- [REQUIRED WORK] Tell how many lines include the string "Energy". Answer with a single number.

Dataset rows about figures
========
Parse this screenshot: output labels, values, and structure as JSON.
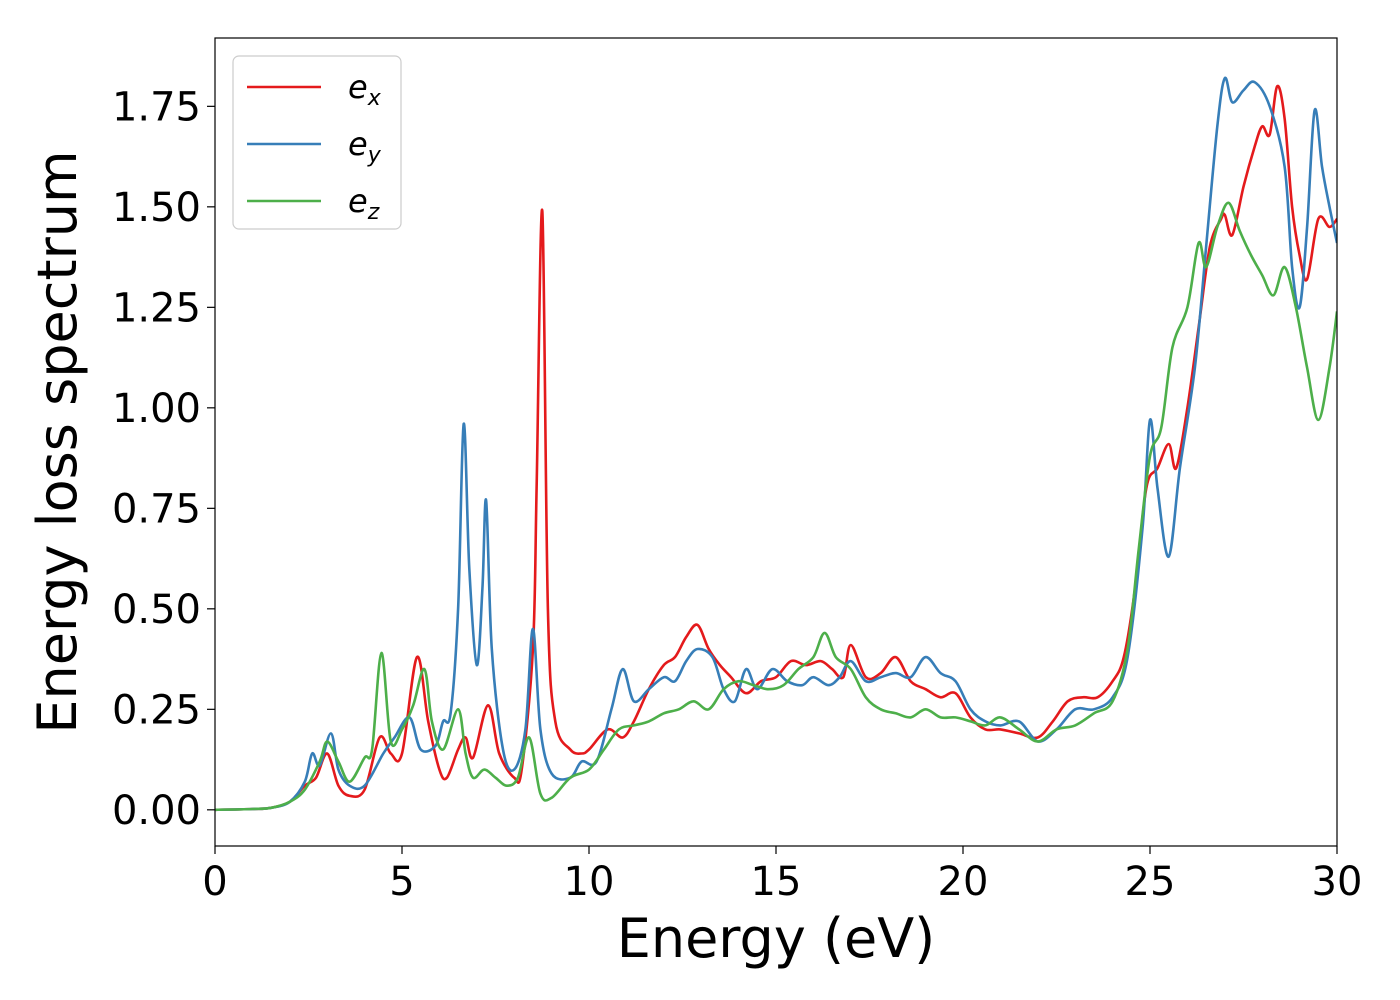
{
  "chart_data": {
    "type": "line",
    "title": "",
    "xlabel": "Energy (eV)",
    "ylabel": "Energy loss spectrum",
    "xlim": [
      0,
      30
    ],
    "ylim": [
      -0.09,
      1.92
    ],
    "xticks": [
      0,
      5,
      10,
      15,
      20,
      25,
      30
    ],
    "yticks": [
      0.0,
      0.25,
      0.5,
      0.75,
      1.0,
      1.25,
      1.5,
      1.75
    ],
    "xtick_labels": [
      "0",
      "5",
      "10",
      "15",
      "20",
      "25",
      "30"
    ],
    "ytick_labels": [
      "0.00",
      "0.25",
      "0.50",
      "0.75",
      "1.00",
      "1.25",
      "1.50",
      "1.75"
    ],
    "grid": false,
    "legend_position": "top-left",
    "series": [
      {
        "name": "e_x",
        "label_base": "e",
        "label_sub": "x",
        "color": "#e41a1c",
        "points": [
          [
            0,
            0
          ],
          [
            1,
            0.002
          ],
          [
            1.5,
            0.005
          ],
          [
            2,
            0.02
          ],
          [
            2.4,
            0.06
          ],
          [
            2.7,
            0.08
          ],
          [
            3.0,
            0.14
          ],
          [
            3.3,
            0.06
          ],
          [
            3.6,
            0.035
          ],
          [
            4.0,
            0.05
          ],
          [
            4.4,
            0.18
          ],
          [
            4.7,
            0.14
          ],
          [
            5.0,
            0.14
          ],
          [
            5.4,
            0.38
          ],
          [
            5.7,
            0.22
          ],
          [
            6.0,
            0.1
          ],
          [
            6.2,
            0.08
          ],
          [
            6.5,
            0.15
          ],
          [
            6.7,
            0.18
          ],
          [
            6.9,
            0.13
          ],
          [
            7.3,
            0.26
          ],
          [
            7.6,
            0.14
          ],
          [
            8.0,
            0.08
          ],
          [
            8.2,
            0.1
          ],
          [
            8.5,
            0.4
          ],
          [
            8.6,
            0.8
          ],
          [
            8.75,
            1.49
          ],
          [
            8.9,
            0.5
          ],
          [
            9.1,
            0.22
          ],
          [
            9.5,
            0.15
          ],
          [
            9.8,
            0.14
          ],
          [
            10.0,
            0.15
          ],
          [
            10.5,
            0.2
          ],
          [
            10.9,
            0.18
          ],
          [
            11.2,
            0.22
          ],
          [
            11.6,
            0.3
          ],
          [
            12.0,
            0.36
          ],
          [
            12.3,
            0.38
          ],
          [
            12.6,
            0.43
          ],
          [
            12.9,
            0.46
          ],
          [
            13.2,
            0.4
          ],
          [
            13.5,
            0.36
          ],
          [
            13.8,
            0.33
          ],
          [
            14.2,
            0.29
          ],
          [
            14.6,
            0.32
          ],
          [
            15.0,
            0.33
          ],
          [
            15.4,
            0.37
          ],
          [
            15.8,
            0.36
          ],
          [
            16.2,
            0.37
          ],
          [
            16.5,
            0.35
          ],
          [
            16.8,
            0.33
          ],
          [
            17.0,
            0.41
          ],
          [
            17.4,
            0.33
          ],
          [
            17.8,
            0.34
          ],
          [
            18.2,
            0.38
          ],
          [
            18.6,
            0.32
          ],
          [
            19.0,
            0.3
          ],
          [
            19.4,
            0.28
          ],
          [
            19.8,
            0.29
          ],
          [
            20.2,
            0.23
          ],
          [
            20.6,
            0.2
          ],
          [
            21.0,
            0.2
          ],
          [
            21.5,
            0.19
          ],
          [
            22.0,
            0.18
          ],
          [
            22.4,
            0.22
          ],
          [
            22.8,
            0.27
          ],
          [
            23.2,
            0.28
          ],
          [
            23.6,
            0.28
          ],
          [
            24.0,
            0.32
          ],
          [
            24.3,
            0.38
          ],
          [
            24.6,
            0.55
          ],
          [
            24.9,
            0.8
          ],
          [
            25.2,
            0.85
          ],
          [
            25.5,
            0.91
          ],
          [
            25.7,
            0.85
          ],
          [
            26.0,
            1.0
          ],
          [
            26.3,
            1.2
          ],
          [
            26.6,
            1.4
          ],
          [
            26.9,
            1.47
          ],
          [
            27.0,
            1.48
          ],
          [
            27.2,
            1.43
          ],
          [
            27.5,
            1.55
          ],
          [
            27.8,
            1.65
          ],
          [
            28.0,
            1.7
          ],
          [
            28.2,
            1.68
          ],
          [
            28.4,
            1.8
          ],
          [
            28.6,
            1.72
          ],
          [
            28.8,
            1.5
          ],
          [
            29.0,
            1.38
          ],
          [
            29.2,
            1.32
          ],
          [
            29.5,
            1.47
          ],
          [
            29.8,
            1.45
          ],
          [
            30.0,
            1.47
          ]
        ]
      },
      {
        "name": "e_y",
        "label_base": "e",
        "label_sub": "y",
        "color": "#377eb8",
        "points": [
          [
            0,
            0
          ],
          [
            1,
            0.002
          ],
          [
            1.5,
            0.005
          ],
          [
            2,
            0.02
          ],
          [
            2.4,
            0.07
          ],
          [
            2.6,
            0.14
          ],
          [
            2.8,
            0.11
          ],
          [
            3.1,
            0.19
          ],
          [
            3.3,
            0.1
          ],
          [
            3.6,
            0.06
          ],
          [
            4.0,
            0.06
          ],
          [
            4.5,
            0.14
          ],
          [
            4.8,
            0.18
          ],
          [
            5.2,
            0.23
          ],
          [
            5.5,
            0.15
          ],
          [
            5.9,
            0.16
          ],
          [
            6.1,
            0.22
          ],
          [
            6.3,
            0.24
          ],
          [
            6.5,
            0.5
          ],
          [
            6.65,
            0.96
          ],
          [
            6.8,
            0.6
          ],
          [
            7.0,
            0.36
          ],
          [
            7.15,
            0.55
          ],
          [
            7.25,
            0.77
          ],
          [
            7.4,
            0.4
          ],
          [
            7.7,
            0.15
          ],
          [
            8.0,
            0.1
          ],
          [
            8.3,
            0.2
          ],
          [
            8.5,
            0.45
          ],
          [
            8.7,
            0.2
          ],
          [
            9.0,
            0.09
          ],
          [
            9.5,
            0.08
          ],
          [
            9.8,
            0.12
          ],
          [
            10.2,
            0.12
          ],
          [
            10.6,
            0.25
          ],
          [
            10.9,
            0.35
          ],
          [
            11.2,
            0.27
          ],
          [
            11.6,
            0.3
          ],
          [
            12.0,
            0.33
          ],
          [
            12.3,
            0.32
          ],
          [
            12.6,
            0.37
          ],
          [
            12.9,
            0.4
          ],
          [
            13.3,
            0.38
          ],
          [
            13.6,
            0.3
          ],
          [
            13.9,
            0.27
          ],
          [
            14.2,
            0.35
          ],
          [
            14.5,
            0.3
          ],
          [
            14.9,
            0.35
          ],
          [
            15.3,
            0.32
          ],
          [
            15.7,
            0.31
          ],
          [
            16.0,
            0.33
          ],
          [
            16.4,
            0.31
          ],
          [
            16.7,
            0.33
          ],
          [
            17.0,
            0.37
          ],
          [
            17.4,
            0.32
          ],
          [
            17.8,
            0.33
          ],
          [
            18.2,
            0.34
          ],
          [
            18.6,
            0.33
          ],
          [
            19.0,
            0.38
          ],
          [
            19.4,
            0.34
          ],
          [
            19.8,
            0.32
          ],
          [
            20.2,
            0.25
          ],
          [
            20.6,
            0.22
          ],
          [
            21.0,
            0.21
          ],
          [
            21.5,
            0.22
          ],
          [
            22.0,
            0.17
          ],
          [
            22.5,
            0.2
          ],
          [
            23.0,
            0.25
          ],
          [
            23.5,
            0.25
          ],
          [
            24.0,
            0.28
          ],
          [
            24.4,
            0.38
          ],
          [
            24.8,
            0.7
          ],
          [
            25.0,
            0.97
          ],
          [
            25.2,
            0.8
          ],
          [
            25.5,
            0.63
          ],
          [
            25.8,
            0.85
          ],
          [
            26.2,
            1.1
          ],
          [
            26.5,
            1.4
          ],
          [
            26.8,
            1.7
          ],
          [
            27.0,
            1.82
          ],
          [
            27.2,
            1.76
          ],
          [
            27.5,
            1.79
          ],
          [
            27.8,
            1.81
          ],
          [
            28.2,
            1.75
          ],
          [
            28.6,
            1.6
          ],
          [
            28.8,
            1.35
          ],
          [
            29.0,
            1.25
          ],
          [
            29.2,
            1.45
          ],
          [
            29.4,
            1.74
          ],
          [
            29.6,
            1.6
          ],
          [
            29.8,
            1.5
          ],
          [
            30.0,
            1.41
          ]
        ]
      },
      {
        "name": "e_z",
        "label_base": "e",
        "label_sub": "z",
        "color": "#4daf4a",
        "points": [
          [
            0,
            0
          ],
          [
            1,
            0.002
          ],
          [
            1.5,
            0.005
          ],
          [
            2,
            0.02
          ],
          [
            2.4,
            0.05
          ],
          [
            2.8,
            0.12
          ],
          [
            3.0,
            0.17
          ],
          [
            3.3,
            0.12
          ],
          [
            3.6,
            0.07
          ],
          [
            4.0,
            0.13
          ],
          [
            4.2,
            0.15
          ],
          [
            4.45,
            0.39
          ],
          [
            4.7,
            0.17
          ],
          [
            5.0,
            0.2
          ],
          [
            5.3,
            0.26
          ],
          [
            5.6,
            0.35
          ],
          [
            5.8,
            0.22
          ],
          [
            6.1,
            0.15
          ],
          [
            6.5,
            0.25
          ],
          [
            6.7,
            0.14
          ],
          [
            6.9,
            0.08
          ],
          [
            7.2,
            0.1
          ],
          [
            7.5,
            0.08
          ],
          [
            7.8,
            0.06
          ],
          [
            8.1,
            0.08
          ],
          [
            8.4,
            0.18
          ],
          [
            8.7,
            0.04
          ],
          [
            9.0,
            0.03
          ],
          [
            9.5,
            0.08
          ],
          [
            10.0,
            0.1
          ],
          [
            10.4,
            0.15
          ],
          [
            10.8,
            0.2
          ],
          [
            11.2,
            0.21
          ],
          [
            11.6,
            0.22
          ],
          [
            12.0,
            0.24
          ],
          [
            12.4,
            0.25
          ],
          [
            12.8,
            0.27
          ],
          [
            13.2,
            0.25
          ],
          [
            13.6,
            0.3
          ],
          [
            14.0,
            0.32
          ],
          [
            14.4,
            0.31
          ],
          [
            14.8,
            0.3
          ],
          [
            15.2,
            0.31
          ],
          [
            15.6,
            0.35
          ],
          [
            16.0,
            0.38
          ],
          [
            16.3,
            0.44
          ],
          [
            16.6,
            0.38
          ],
          [
            17.0,
            0.35
          ],
          [
            17.4,
            0.28
          ],
          [
            17.8,
            0.25
          ],
          [
            18.2,
            0.24
          ],
          [
            18.6,
            0.23
          ],
          [
            19.0,
            0.25
          ],
          [
            19.4,
            0.23
          ],
          [
            19.8,
            0.23
          ],
          [
            20.2,
            0.22
          ],
          [
            20.6,
            0.21
          ],
          [
            21.0,
            0.23
          ],
          [
            21.5,
            0.2
          ],
          [
            22.0,
            0.17
          ],
          [
            22.5,
            0.2
          ],
          [
            23.0,
            0.21
          ],
          [
            23.5,
            0.24
          ],
          [
            24.0,
            0.27
          ],
          [
            24.4,
            0.4
          ],
          [
            24.7,
            0.65
          ],
          [
            25.0,
            0.88
          ],
          [
            25.3,
            0.95
          ],
          [
            25.6,
            1.15
          ],
          [
            26.0,
            1.25
          ],
          [
            26.3,
            1.41
          ],
          [
            26.5,
            1.35
          ],
          [
            26.8,
            1.45
          ],
          [
            27.1,
            1.51
          ],
          [
            27.4,
            1.44
          ],
          [
            27.7,
            1.38
          ],
          [
            28.0,
            1.33
          ],
          [
            28.3,
            1.28
          ],
          [
            28.6,
            1.35
          ],
          [
            28.9,
            1.25
          ],
          [
            29.2,
            1.1
          ],
          [
            29.5,
            0.97
          ],
          [
            29.8,
            1.1
          ],
          [
            30.0,
            1.24
          ]
        ]
      }
    ]
  }
}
========
- [TASK ANSWER] 2